(Dataset entries on figures)
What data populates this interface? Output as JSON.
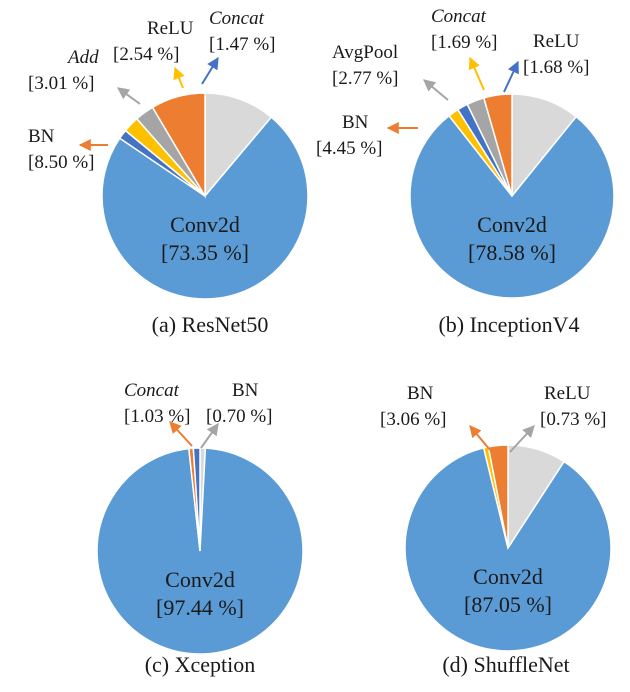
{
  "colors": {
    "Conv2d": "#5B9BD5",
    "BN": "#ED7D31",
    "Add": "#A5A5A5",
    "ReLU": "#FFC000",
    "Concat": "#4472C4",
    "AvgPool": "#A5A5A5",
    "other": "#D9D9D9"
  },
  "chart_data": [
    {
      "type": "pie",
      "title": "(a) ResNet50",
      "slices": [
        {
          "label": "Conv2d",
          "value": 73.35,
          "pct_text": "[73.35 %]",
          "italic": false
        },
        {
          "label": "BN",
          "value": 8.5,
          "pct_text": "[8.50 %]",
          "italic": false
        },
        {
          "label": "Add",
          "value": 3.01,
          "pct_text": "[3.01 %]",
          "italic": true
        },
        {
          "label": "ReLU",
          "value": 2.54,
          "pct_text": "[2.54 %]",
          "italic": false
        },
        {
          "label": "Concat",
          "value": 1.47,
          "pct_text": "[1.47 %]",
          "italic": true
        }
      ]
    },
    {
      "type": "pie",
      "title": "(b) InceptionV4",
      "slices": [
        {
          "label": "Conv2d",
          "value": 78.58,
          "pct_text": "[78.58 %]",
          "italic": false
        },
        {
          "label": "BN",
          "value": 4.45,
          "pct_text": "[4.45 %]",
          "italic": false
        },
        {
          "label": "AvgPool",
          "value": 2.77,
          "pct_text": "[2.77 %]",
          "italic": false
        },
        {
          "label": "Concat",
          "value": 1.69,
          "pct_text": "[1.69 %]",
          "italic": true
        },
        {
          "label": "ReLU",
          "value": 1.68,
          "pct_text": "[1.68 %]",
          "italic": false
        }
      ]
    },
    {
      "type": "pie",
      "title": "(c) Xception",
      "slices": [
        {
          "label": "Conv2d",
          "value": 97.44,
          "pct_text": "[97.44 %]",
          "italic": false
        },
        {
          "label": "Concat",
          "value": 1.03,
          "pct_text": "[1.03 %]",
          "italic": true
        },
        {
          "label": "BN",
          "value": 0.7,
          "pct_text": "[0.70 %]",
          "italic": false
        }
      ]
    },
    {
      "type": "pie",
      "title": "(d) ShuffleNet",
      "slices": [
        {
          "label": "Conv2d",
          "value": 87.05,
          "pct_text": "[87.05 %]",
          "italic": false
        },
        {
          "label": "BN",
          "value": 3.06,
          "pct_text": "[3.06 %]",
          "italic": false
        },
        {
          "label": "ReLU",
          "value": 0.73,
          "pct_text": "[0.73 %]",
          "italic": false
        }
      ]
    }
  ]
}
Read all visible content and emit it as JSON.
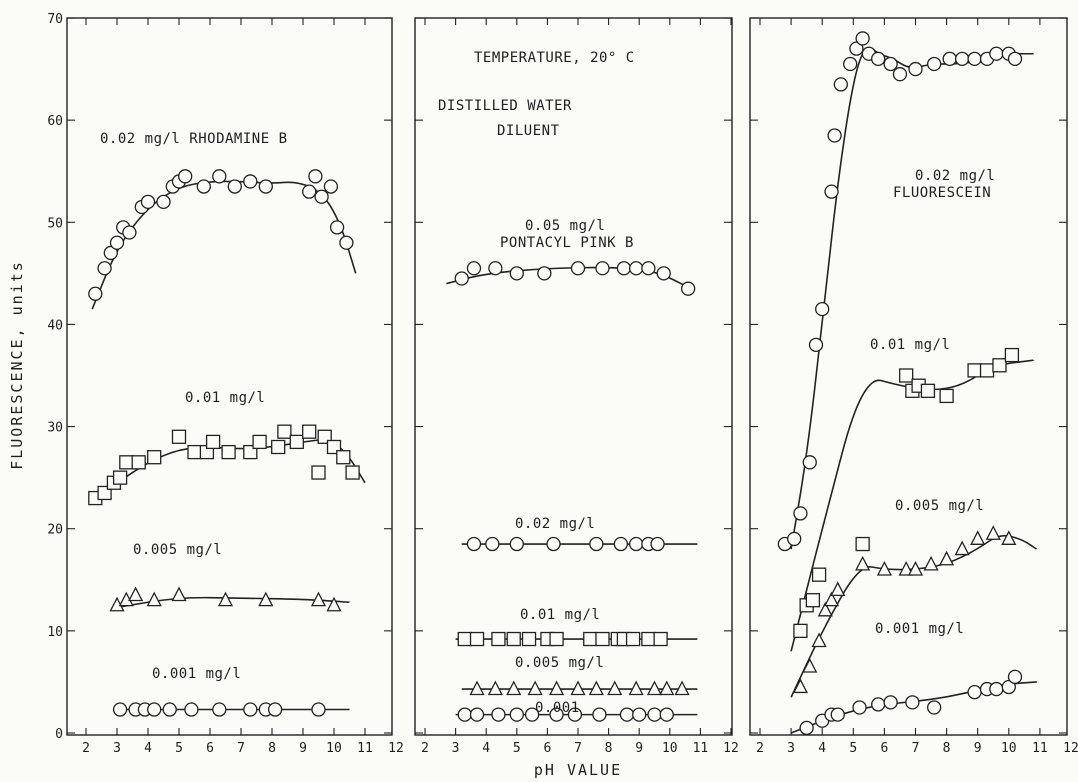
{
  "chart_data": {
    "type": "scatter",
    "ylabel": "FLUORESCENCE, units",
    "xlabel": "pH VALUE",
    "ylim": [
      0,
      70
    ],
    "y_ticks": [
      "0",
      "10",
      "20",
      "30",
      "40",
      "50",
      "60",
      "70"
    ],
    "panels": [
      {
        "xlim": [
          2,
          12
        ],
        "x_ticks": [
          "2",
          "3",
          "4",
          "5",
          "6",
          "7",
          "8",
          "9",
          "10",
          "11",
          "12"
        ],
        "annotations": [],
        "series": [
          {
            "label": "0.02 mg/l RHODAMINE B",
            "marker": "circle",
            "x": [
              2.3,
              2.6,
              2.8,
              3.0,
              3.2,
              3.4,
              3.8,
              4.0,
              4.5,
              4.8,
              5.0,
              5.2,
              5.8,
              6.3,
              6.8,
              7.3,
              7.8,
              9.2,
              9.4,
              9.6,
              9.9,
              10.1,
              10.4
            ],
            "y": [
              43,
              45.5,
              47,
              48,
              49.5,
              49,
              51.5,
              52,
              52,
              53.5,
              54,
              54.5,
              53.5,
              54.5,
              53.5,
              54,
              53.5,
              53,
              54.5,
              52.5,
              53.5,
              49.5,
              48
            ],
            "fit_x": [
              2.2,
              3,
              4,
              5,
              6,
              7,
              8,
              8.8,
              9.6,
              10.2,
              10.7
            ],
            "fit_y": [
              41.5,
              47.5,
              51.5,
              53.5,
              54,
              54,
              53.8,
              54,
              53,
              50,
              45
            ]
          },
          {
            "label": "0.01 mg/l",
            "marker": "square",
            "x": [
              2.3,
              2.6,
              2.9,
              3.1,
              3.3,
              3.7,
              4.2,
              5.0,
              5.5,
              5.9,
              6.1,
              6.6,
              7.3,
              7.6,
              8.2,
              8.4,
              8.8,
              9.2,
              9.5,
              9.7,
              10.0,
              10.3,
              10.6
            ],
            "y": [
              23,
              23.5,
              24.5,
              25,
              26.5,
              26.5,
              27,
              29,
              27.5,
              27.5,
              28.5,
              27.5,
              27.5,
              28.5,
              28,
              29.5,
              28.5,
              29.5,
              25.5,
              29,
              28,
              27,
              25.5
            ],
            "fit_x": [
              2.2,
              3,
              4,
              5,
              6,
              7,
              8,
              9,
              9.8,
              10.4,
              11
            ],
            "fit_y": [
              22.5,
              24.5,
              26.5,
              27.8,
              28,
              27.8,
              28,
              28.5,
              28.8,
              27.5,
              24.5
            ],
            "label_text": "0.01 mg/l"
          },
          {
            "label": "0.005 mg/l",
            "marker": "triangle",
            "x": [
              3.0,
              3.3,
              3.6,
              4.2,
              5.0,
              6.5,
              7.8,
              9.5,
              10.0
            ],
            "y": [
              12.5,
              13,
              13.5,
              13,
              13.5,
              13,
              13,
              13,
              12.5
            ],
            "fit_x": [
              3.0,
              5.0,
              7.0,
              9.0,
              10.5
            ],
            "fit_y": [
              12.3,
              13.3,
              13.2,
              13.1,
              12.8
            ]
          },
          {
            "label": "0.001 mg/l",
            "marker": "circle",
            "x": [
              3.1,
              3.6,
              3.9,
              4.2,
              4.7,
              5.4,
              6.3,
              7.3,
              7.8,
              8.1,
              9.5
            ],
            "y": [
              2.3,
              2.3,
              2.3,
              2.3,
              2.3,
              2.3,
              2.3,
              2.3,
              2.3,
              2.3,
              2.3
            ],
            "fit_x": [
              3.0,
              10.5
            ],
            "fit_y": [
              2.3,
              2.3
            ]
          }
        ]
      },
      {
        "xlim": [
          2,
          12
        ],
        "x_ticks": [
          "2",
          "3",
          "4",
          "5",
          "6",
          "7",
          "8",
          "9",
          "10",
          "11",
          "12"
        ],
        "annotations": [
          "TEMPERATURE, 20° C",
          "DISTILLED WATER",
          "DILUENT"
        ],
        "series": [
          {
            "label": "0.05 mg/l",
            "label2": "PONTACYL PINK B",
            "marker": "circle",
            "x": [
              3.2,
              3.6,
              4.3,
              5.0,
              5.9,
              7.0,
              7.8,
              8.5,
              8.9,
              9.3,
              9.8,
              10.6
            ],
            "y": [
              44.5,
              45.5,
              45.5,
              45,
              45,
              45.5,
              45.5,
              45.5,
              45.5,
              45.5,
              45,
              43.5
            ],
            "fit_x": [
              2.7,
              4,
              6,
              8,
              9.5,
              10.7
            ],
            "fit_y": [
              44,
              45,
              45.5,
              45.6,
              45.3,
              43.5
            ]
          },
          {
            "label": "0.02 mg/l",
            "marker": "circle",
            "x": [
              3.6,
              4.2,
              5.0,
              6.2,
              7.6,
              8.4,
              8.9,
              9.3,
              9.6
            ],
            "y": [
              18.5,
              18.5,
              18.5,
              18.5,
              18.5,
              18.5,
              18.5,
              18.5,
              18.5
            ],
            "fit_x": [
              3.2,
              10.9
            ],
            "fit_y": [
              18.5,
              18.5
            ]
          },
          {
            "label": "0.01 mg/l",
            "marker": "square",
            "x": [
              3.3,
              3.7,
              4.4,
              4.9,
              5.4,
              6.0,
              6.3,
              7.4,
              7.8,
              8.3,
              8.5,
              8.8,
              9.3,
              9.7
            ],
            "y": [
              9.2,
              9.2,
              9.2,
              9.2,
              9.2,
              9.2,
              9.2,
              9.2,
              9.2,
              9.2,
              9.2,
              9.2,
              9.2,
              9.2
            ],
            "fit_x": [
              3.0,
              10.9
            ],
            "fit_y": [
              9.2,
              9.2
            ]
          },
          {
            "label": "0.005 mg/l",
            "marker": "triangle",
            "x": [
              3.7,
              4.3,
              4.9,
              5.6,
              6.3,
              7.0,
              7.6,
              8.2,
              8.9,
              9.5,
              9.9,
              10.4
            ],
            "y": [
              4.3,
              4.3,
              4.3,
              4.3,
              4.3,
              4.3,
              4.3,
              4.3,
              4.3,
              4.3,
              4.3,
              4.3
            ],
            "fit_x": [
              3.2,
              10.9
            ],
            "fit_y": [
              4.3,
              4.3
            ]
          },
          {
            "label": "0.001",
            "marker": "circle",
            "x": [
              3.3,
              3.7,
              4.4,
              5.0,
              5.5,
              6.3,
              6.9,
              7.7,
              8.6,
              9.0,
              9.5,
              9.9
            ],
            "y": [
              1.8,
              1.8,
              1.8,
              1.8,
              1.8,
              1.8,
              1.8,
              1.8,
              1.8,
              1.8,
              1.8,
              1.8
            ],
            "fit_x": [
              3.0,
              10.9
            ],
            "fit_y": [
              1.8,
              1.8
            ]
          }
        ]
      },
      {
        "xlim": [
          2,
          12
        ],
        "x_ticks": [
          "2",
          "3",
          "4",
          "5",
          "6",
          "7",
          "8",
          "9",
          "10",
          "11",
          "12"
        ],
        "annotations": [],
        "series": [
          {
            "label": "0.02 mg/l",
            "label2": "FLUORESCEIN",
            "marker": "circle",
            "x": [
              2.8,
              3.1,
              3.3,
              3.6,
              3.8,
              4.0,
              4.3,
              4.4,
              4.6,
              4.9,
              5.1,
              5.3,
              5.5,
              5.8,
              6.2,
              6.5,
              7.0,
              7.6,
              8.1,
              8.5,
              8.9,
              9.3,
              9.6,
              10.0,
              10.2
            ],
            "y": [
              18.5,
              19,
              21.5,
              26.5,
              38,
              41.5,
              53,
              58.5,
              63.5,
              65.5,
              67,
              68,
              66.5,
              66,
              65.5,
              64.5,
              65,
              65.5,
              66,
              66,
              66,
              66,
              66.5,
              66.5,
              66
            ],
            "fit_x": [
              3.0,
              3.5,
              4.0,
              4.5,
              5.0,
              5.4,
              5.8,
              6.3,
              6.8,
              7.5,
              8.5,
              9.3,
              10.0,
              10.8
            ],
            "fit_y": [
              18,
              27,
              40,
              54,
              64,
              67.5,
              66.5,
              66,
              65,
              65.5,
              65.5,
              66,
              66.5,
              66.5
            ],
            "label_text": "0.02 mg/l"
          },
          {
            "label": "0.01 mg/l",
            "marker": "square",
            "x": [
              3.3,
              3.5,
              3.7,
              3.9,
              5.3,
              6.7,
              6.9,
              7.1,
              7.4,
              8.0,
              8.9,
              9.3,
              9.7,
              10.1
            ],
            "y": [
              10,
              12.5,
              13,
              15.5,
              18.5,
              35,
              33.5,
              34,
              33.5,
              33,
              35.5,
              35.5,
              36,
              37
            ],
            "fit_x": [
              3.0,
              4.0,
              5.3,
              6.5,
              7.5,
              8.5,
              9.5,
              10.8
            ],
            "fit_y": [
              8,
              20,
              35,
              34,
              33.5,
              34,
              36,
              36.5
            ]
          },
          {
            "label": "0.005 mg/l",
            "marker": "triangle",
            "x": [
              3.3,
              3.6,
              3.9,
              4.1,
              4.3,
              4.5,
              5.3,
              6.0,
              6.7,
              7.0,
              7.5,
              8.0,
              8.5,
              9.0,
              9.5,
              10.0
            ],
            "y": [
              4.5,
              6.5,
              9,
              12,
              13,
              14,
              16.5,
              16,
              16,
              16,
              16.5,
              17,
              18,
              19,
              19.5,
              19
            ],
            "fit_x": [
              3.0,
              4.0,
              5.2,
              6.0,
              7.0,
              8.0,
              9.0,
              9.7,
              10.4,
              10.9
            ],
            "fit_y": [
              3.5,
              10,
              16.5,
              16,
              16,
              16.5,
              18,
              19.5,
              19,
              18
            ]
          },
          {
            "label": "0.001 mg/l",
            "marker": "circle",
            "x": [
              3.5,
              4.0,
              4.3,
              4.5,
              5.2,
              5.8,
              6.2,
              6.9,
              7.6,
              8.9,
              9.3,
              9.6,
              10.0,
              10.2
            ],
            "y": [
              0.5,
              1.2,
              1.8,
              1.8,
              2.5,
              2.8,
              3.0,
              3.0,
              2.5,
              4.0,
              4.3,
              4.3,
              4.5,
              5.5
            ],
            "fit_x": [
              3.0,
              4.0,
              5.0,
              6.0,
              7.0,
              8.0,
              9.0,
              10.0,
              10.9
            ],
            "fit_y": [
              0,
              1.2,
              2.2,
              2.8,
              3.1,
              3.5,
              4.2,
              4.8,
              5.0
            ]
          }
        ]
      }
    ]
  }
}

_What the task asks_
Using the material above, gather every line that includes "JSON".

_Written solution_
What data populates this interface? Output as JSON.
Read all visible content and emit it as JSON.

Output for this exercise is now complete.